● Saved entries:

* BEGIN *

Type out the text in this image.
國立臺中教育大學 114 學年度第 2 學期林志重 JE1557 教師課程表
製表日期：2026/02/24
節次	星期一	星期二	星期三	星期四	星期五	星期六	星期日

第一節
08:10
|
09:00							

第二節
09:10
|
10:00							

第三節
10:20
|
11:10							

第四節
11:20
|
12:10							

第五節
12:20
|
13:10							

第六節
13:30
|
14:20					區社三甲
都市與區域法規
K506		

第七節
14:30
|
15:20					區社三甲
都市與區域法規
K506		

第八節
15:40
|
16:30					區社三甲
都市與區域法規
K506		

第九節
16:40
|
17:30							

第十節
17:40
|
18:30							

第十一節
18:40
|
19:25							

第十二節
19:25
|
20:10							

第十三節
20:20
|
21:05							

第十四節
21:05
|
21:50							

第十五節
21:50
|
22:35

* END *
* BEGIN *

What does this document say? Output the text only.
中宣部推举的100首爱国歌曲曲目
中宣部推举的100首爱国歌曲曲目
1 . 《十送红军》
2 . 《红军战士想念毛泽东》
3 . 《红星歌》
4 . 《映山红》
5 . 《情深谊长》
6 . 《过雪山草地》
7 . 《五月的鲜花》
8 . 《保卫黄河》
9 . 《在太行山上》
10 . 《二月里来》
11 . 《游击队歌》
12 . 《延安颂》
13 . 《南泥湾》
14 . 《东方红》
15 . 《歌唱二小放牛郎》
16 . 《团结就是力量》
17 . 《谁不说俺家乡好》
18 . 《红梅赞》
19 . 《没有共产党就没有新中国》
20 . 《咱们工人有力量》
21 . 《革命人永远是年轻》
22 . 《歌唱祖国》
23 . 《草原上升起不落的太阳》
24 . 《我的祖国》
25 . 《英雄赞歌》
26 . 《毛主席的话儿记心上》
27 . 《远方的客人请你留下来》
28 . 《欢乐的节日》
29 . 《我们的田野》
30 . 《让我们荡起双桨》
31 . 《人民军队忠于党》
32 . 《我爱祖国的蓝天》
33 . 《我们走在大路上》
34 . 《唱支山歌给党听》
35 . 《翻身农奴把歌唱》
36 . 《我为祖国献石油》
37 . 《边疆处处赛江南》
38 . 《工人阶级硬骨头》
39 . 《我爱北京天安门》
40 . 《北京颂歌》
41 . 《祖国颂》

* END *
* BEGIN *

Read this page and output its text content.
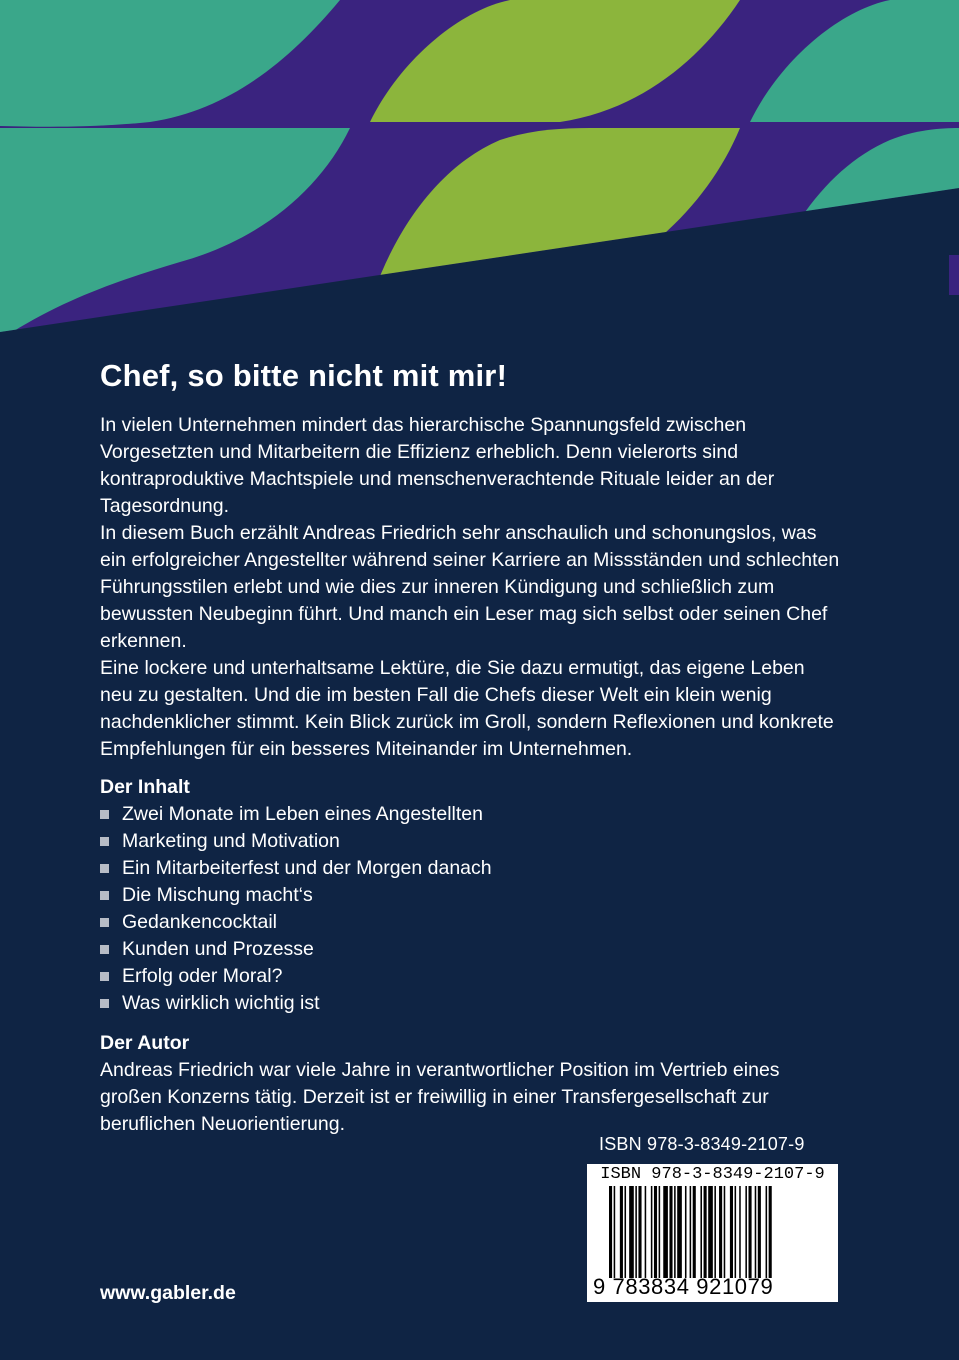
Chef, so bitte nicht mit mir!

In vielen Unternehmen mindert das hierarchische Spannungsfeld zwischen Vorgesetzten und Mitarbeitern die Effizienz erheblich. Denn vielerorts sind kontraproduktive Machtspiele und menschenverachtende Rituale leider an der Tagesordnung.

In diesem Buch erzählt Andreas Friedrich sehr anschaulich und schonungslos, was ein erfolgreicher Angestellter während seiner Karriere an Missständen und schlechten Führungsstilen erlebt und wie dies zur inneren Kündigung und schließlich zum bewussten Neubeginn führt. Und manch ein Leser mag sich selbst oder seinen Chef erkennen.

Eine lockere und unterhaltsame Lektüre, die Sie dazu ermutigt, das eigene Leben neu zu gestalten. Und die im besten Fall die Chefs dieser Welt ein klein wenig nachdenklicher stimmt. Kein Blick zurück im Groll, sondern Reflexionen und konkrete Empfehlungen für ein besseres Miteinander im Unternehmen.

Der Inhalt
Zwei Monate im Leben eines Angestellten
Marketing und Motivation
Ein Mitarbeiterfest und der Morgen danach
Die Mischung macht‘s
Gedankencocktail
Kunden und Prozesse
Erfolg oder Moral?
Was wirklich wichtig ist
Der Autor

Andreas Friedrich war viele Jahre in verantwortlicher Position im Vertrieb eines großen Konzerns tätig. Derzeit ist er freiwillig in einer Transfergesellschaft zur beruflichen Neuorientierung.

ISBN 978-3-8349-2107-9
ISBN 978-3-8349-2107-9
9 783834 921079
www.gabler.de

* END *

How many of the lines above include the string "Unternehmen"? Reply with the number by itself.

● The output:
2